>> BEGIN Data for this exercise

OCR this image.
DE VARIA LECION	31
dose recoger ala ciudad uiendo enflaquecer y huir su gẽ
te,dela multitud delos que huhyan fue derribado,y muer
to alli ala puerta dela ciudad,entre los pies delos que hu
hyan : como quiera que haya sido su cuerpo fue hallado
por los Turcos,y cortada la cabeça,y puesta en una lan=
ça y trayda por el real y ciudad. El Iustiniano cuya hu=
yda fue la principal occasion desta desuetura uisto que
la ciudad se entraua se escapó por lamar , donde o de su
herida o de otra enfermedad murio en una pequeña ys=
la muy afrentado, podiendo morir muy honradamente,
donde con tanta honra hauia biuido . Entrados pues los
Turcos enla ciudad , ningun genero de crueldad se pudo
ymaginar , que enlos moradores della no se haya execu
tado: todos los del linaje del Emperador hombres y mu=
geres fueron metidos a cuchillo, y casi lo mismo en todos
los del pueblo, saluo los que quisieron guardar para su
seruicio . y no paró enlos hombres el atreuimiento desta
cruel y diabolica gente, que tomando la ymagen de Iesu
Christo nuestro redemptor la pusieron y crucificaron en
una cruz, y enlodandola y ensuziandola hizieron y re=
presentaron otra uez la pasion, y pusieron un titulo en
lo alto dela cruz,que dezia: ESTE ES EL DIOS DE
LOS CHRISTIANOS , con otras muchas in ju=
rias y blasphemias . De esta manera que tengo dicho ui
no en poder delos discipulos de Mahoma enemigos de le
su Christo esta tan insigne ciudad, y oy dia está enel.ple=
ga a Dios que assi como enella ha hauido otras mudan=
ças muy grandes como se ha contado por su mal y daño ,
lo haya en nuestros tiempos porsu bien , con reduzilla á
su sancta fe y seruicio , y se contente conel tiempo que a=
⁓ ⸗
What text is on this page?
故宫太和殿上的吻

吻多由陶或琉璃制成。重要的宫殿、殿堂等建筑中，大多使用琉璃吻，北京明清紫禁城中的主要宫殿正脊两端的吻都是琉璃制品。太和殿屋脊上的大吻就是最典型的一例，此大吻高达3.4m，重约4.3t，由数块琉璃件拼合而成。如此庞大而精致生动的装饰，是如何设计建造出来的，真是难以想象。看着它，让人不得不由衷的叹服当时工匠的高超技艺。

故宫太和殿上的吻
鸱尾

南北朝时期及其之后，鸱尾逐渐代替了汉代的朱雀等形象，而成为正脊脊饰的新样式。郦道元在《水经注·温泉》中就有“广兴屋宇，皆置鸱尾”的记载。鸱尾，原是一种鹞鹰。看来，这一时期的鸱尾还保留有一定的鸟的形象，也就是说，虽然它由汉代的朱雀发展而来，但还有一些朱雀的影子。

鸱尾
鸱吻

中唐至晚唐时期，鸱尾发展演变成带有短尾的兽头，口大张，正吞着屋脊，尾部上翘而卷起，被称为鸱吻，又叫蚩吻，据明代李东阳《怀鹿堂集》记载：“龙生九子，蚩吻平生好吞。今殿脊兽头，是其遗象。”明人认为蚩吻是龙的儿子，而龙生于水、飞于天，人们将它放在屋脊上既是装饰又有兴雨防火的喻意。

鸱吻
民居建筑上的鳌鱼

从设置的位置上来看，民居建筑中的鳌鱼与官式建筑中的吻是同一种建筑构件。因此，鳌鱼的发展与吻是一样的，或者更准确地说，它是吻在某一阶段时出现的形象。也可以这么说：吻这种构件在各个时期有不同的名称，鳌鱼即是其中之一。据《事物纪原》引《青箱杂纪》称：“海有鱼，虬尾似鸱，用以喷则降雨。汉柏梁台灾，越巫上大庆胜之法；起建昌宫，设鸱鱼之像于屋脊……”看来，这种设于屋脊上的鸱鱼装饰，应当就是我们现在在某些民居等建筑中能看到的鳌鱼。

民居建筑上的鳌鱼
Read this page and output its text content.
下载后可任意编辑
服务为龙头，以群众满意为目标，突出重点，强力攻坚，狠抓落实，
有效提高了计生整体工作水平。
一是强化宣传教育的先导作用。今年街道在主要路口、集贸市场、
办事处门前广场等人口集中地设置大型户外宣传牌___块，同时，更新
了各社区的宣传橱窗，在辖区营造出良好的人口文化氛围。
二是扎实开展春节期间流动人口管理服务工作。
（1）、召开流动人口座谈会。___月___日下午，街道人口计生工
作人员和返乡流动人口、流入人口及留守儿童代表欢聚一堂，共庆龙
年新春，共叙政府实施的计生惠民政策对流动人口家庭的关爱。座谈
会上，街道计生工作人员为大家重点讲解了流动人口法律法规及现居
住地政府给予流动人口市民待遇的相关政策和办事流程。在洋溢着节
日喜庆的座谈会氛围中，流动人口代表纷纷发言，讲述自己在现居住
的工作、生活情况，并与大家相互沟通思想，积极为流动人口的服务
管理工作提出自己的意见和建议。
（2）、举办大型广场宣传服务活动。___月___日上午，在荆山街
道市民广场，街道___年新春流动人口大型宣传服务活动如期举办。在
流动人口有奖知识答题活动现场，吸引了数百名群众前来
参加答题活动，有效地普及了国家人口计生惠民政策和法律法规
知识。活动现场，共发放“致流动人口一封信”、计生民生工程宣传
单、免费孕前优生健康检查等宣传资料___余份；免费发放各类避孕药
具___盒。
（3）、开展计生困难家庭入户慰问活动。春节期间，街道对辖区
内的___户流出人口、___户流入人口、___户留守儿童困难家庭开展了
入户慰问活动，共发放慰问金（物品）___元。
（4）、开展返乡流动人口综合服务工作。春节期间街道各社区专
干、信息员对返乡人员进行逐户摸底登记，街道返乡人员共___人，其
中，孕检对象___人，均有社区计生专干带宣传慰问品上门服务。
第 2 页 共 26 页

>> END Data for this exercise

Transcribe all entries exactly as they are given.

OCR this image.
DE VARIA LECION	31
dose recoger ala ciudad uiendo enflaquecer y huir su gẽ
te,dela multitud delos que huhyan fue derribado,y muer
to alli ala puerta dela ciudad,entre los pies delos que hu
hyan : como quiera que haya sido su cuerpo fue hallado
por los Turcos,y cortada la cabeça,y puesta en una lan=
ça y trayda por el real y ciudad. El Iustiniano cuya hu=
yda fue la principal occasion desta desuetura uisto que
la ciudad se entraua se escapó por lamar , donde o de su
herida o de otra enfermedad murio en una pequeña ys=
la muy afrentado, podiendo morir muy honradamente,
donde con tanta honra hauia biuido . Entrados pues los
Turcos enla ciudad , ningun genero de crueldad se pudo
ymaginar , que enlos moradores della no se haya execu
tado: todos los del linaje del Emperador hombres y mu=
geres fueron metidos a cuchillo, y casi lo mismo en todos
los del pueblo, saluo los que quisieron guardar para su
seruicio . y no paró enlos hombres el atreuimiento desta
cruel y diabolica gente, que tomando la ymagen de Iesu
Christo nuestro redemptor la pusieron y crucificaron en
una cruz, y enlodandola y ensuziandola hizieron y re=
presentaron otra uez la pasion, y pusieron un titulo en
lo alto dela cruz,que dezia: ESTE ES EL DIOS DE
LOS CHRISTIANOS , con otras muchas in ju=
rias y blasphemias . De esta manera que tengo dicho ui
no en poder delos discipulos de Mahoma enemigos de le
su Christo esta tan insigne ciudad, y oy dia está enel.ple=
ga a Dios que assi como enella ha hauido otras mudan=
ças muy grandes como se ha contado por su mal y daño ,
lo haya en nuestros tiempos porsu bien , con reduzilla á
su sancta fe y seruicio , y se contente conel tiempo que a=
⁓ ⸗
What text is on this page?
故宫太和殿上的吻

吻多由陶或琉璃制成。重要的宫殿、殿堂等建筑中，大多使用琉璃吻，北京明清紫禁城中的主要宫殿正脊两端的吻都是琉璃制品。太和殿屋脊上的大吻就是最典型的一例，此大吻高达3.4m，重约4.3t，由数块琉璃件拼合而成。如此庞大而精致生动的装饰，是如何设计建造出来的，真是难以想象。看着它，让人不得不由衷的叹服当时工匠的高超技艺。

故宫太和殿上的吻
鸱尾

南北朝时期及其之后，鸱尾逐渐代替了汉代的朱雀等形象，而成为正脊脊饰的新样式。郦道元在《水经注·温泉》中就有“广兴屋宇，皆置鸱尾”的记载。鸱尾，原是一种鹞鹰。看来，这一时期的鸱尾还保留有一定的鸟的形象，也就是说，虽然它由汉代的朱雀发展而来，但还有一些朱雀的影子。

鸱尾
鸱吻

中唐至晚唐时期，鸱尾发展演变成带有短尾的兽头，口大张，正吞着屋脊，尾部上翘而卷起，被称为鸱吻，又叫蚩吻，据明代李东阳《怀鹿堂集》记载：“龙生九子，蚩吻平生好吞。今殿脊兽头，是其遗象。”明人认为蚩吻是龙的儿子，而龙生于水、飞于天，人们将它放在屋脊上既是装饰又有兴雨防火的喻意。

鸱吻
民居建筑上的鳌鱼

从设置的位置上来看，民居建筑中的鳌鱼与官式建筑中的吻是同一种建筑构件。因此，鳌鱼的发展与吻是一样的，或者更准确地说，它是吻在某一阶段时出现的形象。也可以这么说：吻这种构件在各个时期有不同的名称，鳌鱼即是其中之一。据《事物纪原》引《青箱杂纪》称：“海有鱼，虬尾似鸱，用以喷则降雨。汉柏梁台灾，越巫上大庆胜之法；起建昌宫，设鸱鱼之像于屋脊……”看来，这种设于屋脊上的鸱鱼装饰，应当就是我们现在在某些民居等建筑中能看到的鳌鱼。

民居建筑上的鳌鱼
Read this page and output its text content.
下载后可任意编辑
服务为龙头，以群众满意为目标，突出重点，强力攻坚，狠抓落实，
有效提高了计生整体工作水平。
一是强化宣传教育的先导作用。今年街道在主要路口、集贸市场、
办事处门前广场等人口集中地设置大型户外宣传牌___块，同时，更新
了各社区的宣传橱窗，在辖区营造出良好的人口文化氛围。
二是扎实开展春节期间流动人口管理服务工作。
（1）、召开流动人口座谈会。___月___日下午，街道人口计生工
作人员和返乡流动人口、流入人口及留守儿童代表欢聚一堂，共庆龙
年新春，共叙政府实施的计生惠民政策对流动人口家庭的关爱。座谈
会上，街道计生工作人员为大家重点讲解了流动人口法律法规及现居
住地政府给予流动人口市民待遇的相关政策和办事流程。在洋溢着节
日喜庆的座谈会氛围中，流动人口代表纷纷发言，讲述自己在现居住
的工作、生活情况，并与大家相互沟通思想，积极为流动人口的服务
管理工作提出自己的意见和建议。
（2）、举办大型广场宣传服务活动。___月___日上午，在荆山街
道市民广场，街道___年新春流动人口大型宣传服务活动如期举办。在
流动人口有奖知识答题活动现场，吸引了数百名群众前来
参加答题活动，有效地普及了国家人口计生惠民政策和法律法规
知识。活动现场，共发放“致流动人口一封信”、计生民生工程宣传
单、免费孕前优生健康检查等宣传资料___余份；免费发放各类避孕药
具___盒。
（3）、开展计生困难家庭入户慰问活动。春节期间，街道对辖区
内的___户流出人口、___户流入人口、___户留守儿童困难家庭开展了
入户慰问活动，共发放慰问金（物品）___元。
（4）、开展返乡流动人口综合服务工作。春节期间街道各社区专
干、信息员对返乡人员进行逐户摸底登记，街道返乡人员共___人，其
中，孕检对象___人，均有社区计生专干带宣传慰问品上门服务。
第 2 页 共 26 页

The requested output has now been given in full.